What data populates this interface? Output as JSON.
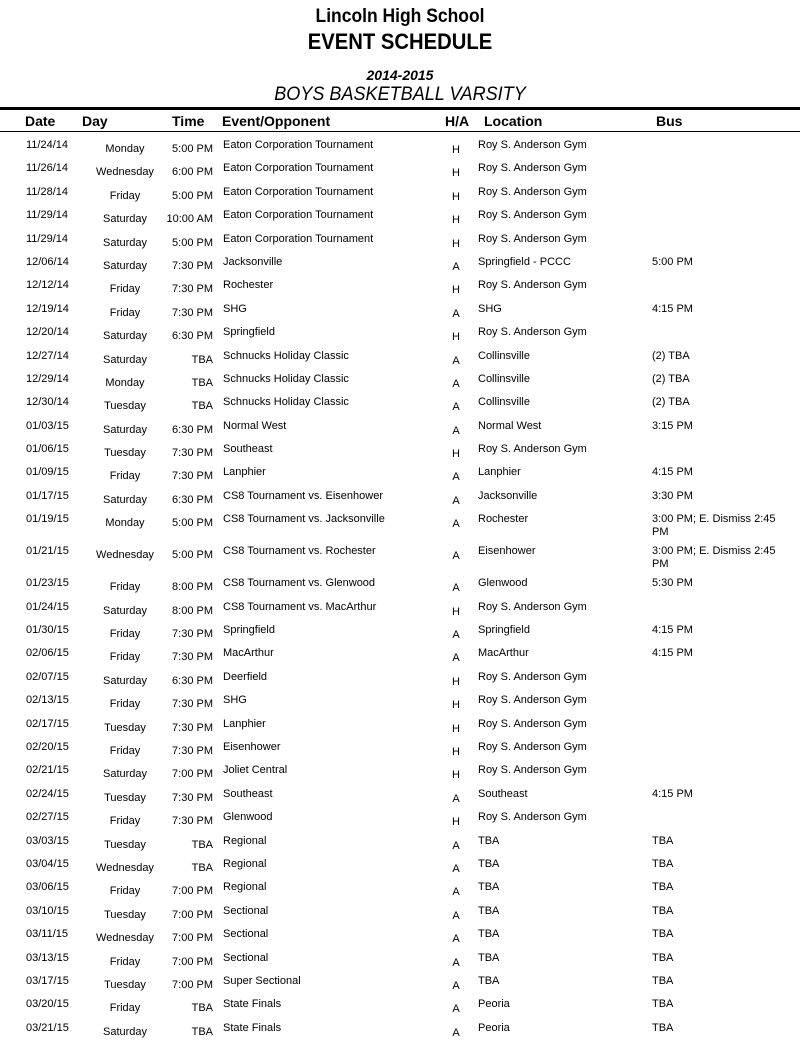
{
  "header": {
    "school": "Lincoln High School",
    "title": "EVENT SCHEDULE",
    "season": "2014-2015",
    "team": "BOYS BASKETBALL VARSITY"
  },
  "columns": {
    "date": "Date",
    "day": "Day",
    "time": "Time",
    "event": "Event/Opponent",
    "ha": "H/A",
    "location": "Location",
    "bus": "Bus"
  },
  "rows": [
    {
      "date": "11/24/14",
      "day": "Monday",
      "time": "5:00 PM",
      "event": "Eaton Corporation Tournament",
      "ha": "H",
      "location": "Roy S. Anderson Gym",
      "bus": ""
    },
    {
      "date": "11/26/14",
      "day": "Wednesday",
      "time": "6:00 PM",
      "event": "Eaton Corporation Tournament",
      "ha": "H",
      "location": "Roy S. Anderson Gym",
      "bus": ""
    },
    {
      "date": "11/28/14",
      "day": "Friday",
      "time": "5:00 PM",
      "event": "Eaton Corporation Tournament",
      "ha": "H",
      "location": "Roy S. Anderson Gym",
      "bus": ""
    },
    {
      "date": "11/29/14",
      "day": "Saturday",
      "time": "10:00 AM",
      "event": "Eaton Corporation Tournament",
      "ha": "H",
      "location": "Roy S. Anderson Gym",
      "bus": ""
    },
    {
      "date": "11/29/14",
      "day": "Saturday",
      "time": "5:00 PM",
      "event": "Eaton Corporation Tournament",
      "ha": "H",
      "location": "Roy S. Anderson Gym",
      "bus": ""
    },
    {
      "date": "12/06/14",
      "day": "Saturday",
      "time": "7:30 PM",
      "event": "Jacksonville",
      "ha": "A",
      "location": "Springfield - PCCC",
      "bus": "5:00 PM"
    },
    {
      "date": "12/12/14",
      "day": "Friday",
      "time": "7:30 PM",
      "event": "Rochester",
      "ha": "H",
      "location": "Roy S. Anderson Gym",
      "bus": ""
    },
    {
      "date": "12/19/14",
      "day": "Friday",
      "time": "7:30 PM",
      "event": "SHG",
      "ha": "A",
      "location": "SHG",
      "bus": "4:15 PM"
    },
    {
      "date": "12/20/14",
      "day": "Saturday",
      "time": "6:30 PM",
      "event": "Springfield",
      "ha": "H",
      "location": "Roy S. Anderson Gym",
      "bus": ""
    },
    {
      "date": "12/27/14",
      "day": "Saturday",
      "time": "TBA",
      "event": "Schnucks Holiday Classic",
      "ha": "A",
      "location": "Collinsville",
      "bus": "(2)  TBA"
    },
    {
      "date": "12/29/14",
      "day": "Monday",
      "time": "TBA",
      "event": "Schnucks Holiday Classic",
      "ha": "A",
      "location": "Collinsville",
      "bus": "(2)  TBA"
    },
    {
      "date": "12/30/14",
      "day": "Tuesday",
      "time": "TBA",
      "event": "Schnucks Holiday Classic",
      "ha": "A",
      "location": "Collinsville",
      "bus": "(2)  TBA"
    },
    {
      "date": "01/03/15",
      "day": "Saturday",
      "time": "6:30 PM",
      "event": "Normal West",
      "ha": "A",
      "location": "Normal West",
      "bus": "3:15 PM"
    },
    {
      "date": "01/06/15",
      "day": "Tuesday",
      "time": "7:30 PM",
      "event": "Southeast",
      "ha": "H",
      "location": "Roy S. Anderson Gym",
      "bus": ""
    },
    {
      "date": "01/09/15",
      "day": "Friday",
      "time": "7:30 PM",
      "event": "Lanphier",
      "ha": "A",
      "location": "Lanphier",
      "bus": "4:15 PM"
    },
    {
      "date": "01/17/15",
      "day": "Saturday",
      "time": "6:30 PM",
      "event": "CS8 Tournament vs. Eisenhower",
      "ha": "A",
      "location": "Jacksonville",
      "bus": "3:30 PM"
    },
    {
      "date": "01/19/15",
      "day": "Monday",
      "time": "5:00 PM",
      "event": "CS8 Tournament vs. Jacksonville",
      "ha": "A",
      "location": "Rochester",
      "bus": "3:00 PM; E. Dismiss 2:45 PM"
    },
    {
      "date": "01/21/15",
      "day": "Wednesday",
      "time": "5:00 PM",
      "event": "CS8 Tournament vs. Rochester",
      "ha": "A",
      "location": "Eisenhower",
      "bus": "3:00 PM; E. Dismiss 2:45 PM"
    },
    {
      "date": "01/23/15",
      "day": "Friday",
      "time": "8:00 PM",
      "event": "CS8 Tournament vs. Glenwood",
      "ha": "A",
      "location": "Glenwood",
      "bus": "5:30 PM"
    },
    {
      "date": "01/24/15",
      "day": "Saturday",
      "time": "8:00 PM",
      "event": "CS8 Tournament vs. MacArthur",
      "ha": "H",
      "location": "Roy S. Anderson Gym",
      "bus": ""
    },
    {
      "date": "01/30/15",
      "day": "Friday",
      "time": "7:30 PM",
      "event": "Springfield",
      "ha": "A",
      "location": "Springfield",
      "bus": "4:15 PM"
    },
    {
      "date": "02/06/15",
      "day": "Friday",
      "time": "7:30 PM",
      "event": "MacArthur",
      "ha": "A",
      "location": "MacArthur",
      "bus": "4:15 PM"
    },
    {
      "date": "02/07/15",
      "day": "Saturday",
      "time": "6:30 PM",
      "event": "Deerfield",
      "ha": "H",
      "location": "Roy S. Anderson Gym",
      "bus": ""
    },
    {
      "date": "02/13/15",
      "day": "Friday",
      "time": "7:30 PM",
      "event": "SHG",
      "ha": "H",
      "location": "Roy S. Anderson Gym",
      "bus": ""
    },
    {
      "date": "02/17/15",
      "day": "Tuesday",
      "time": "7:30 PM",
      "event": "Lanphier",
      "ha": "H",
      "location": "Roy S. Anderson Gym",
      "bus": ""
    },
    {
      "date": "02/20/15",
      "day": "Friday",
      "time": "7:30 PM",
      "event": "Eisenhower",
      "ha": "H",
      "location": "Roy S. Anderson Gym",
      "bus": ""
    },
    {
      "date": "02/21/15",
      "day": "Saturday",
      "time": "7:00 PM",
      "event": "Joliet Central",
      "ha": "H",
      "location": "Roy S. Anderson Gym",
      "bus": ""
    },
    {
      "date": "02/24/15",
      "day": "Tuesday",
      "time": "7:30 PM",
      "event": "Southeast",
      "ha": "A",
      "location": "Southeast",
      "bus": "4:15 PM"
    },
    {
      "date": "02/27/15",
      "day": "Friday",
      "time": "7:30 PM",
      "event": "Glenwood",
      "ha": "H",
      "location": "Roy S. Anderson Gym",
      "bus": ""
    },
    {
      "date": "03/03/15",
      "day": "Tuesday",
      "time": "TBA",
      "event": "Regional",
      "ha": "A",
      "location": "TBA",
      "bus": "TBA"
    },
    {
      "date": "03/04/15",
      "day": "Wednesday",
      "time": "TBA",
      "event": "Regional",
      "ha": "A",
      "location": "TBA",
      "bus": "TBA"
    },
    {
      "date": "03/06/15",
      "day": "Friday",
      "time": "7:00 PM",
      "event": "Regional",
      "ha": "A",
      "location": "TBA",
      "bus": "TBA"
    },
    {
      "date": "03/10/15",
      "day": "Tuesday",
      "time": "7:00 PM",
      "event": "Sectional",
      "ha": "A",
      "location": "TBA",
      "bus": "TBA"
    },
    {
      "date": "03/11/15",
      "day": "Wednesday",
      "time": "7:00 PM",
      "event": "Sectional",
      "ha": "A",
      "location": "TBA",
      "bus": "TBA"
    },
    {
      "date": "03/13/15",
      "day": "Friday",
      "time": "7:00 PM",
      "event": "Sectional",
      "ha": "A",
      "location": "TBA",
      "bus": "TBA"
    },
    {
      "date": "03/17/15",
      "day": "Tuesday",
      "time": "7:00 PM",
      "event": "Super Sectional",
      "ha": "A",
      "location": "TBA",
      "bus": "TBA"
    },
    {
      "date": "03/20/15",
      "day": "Friday",
      "time": "TBA",
      "event": "State Finals",
      "ha": "A",
      "location": "Peoria",
      "bus": "TBA"
    },
    {
      "date": "03/21/15",
      "day": "Saturday",
      "time": "TBA",
      "event": "State Finals",
      "ha": "A",
      "location": "Peoria",
      "bus": "TBA"
    }
  ]
}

◇ ◇ ◇ ◇

=== Exercise requirements ===
Examine the entries and report how many of their lines contain the string "West", giving no more than the number.

=== Solution to the problem ===
2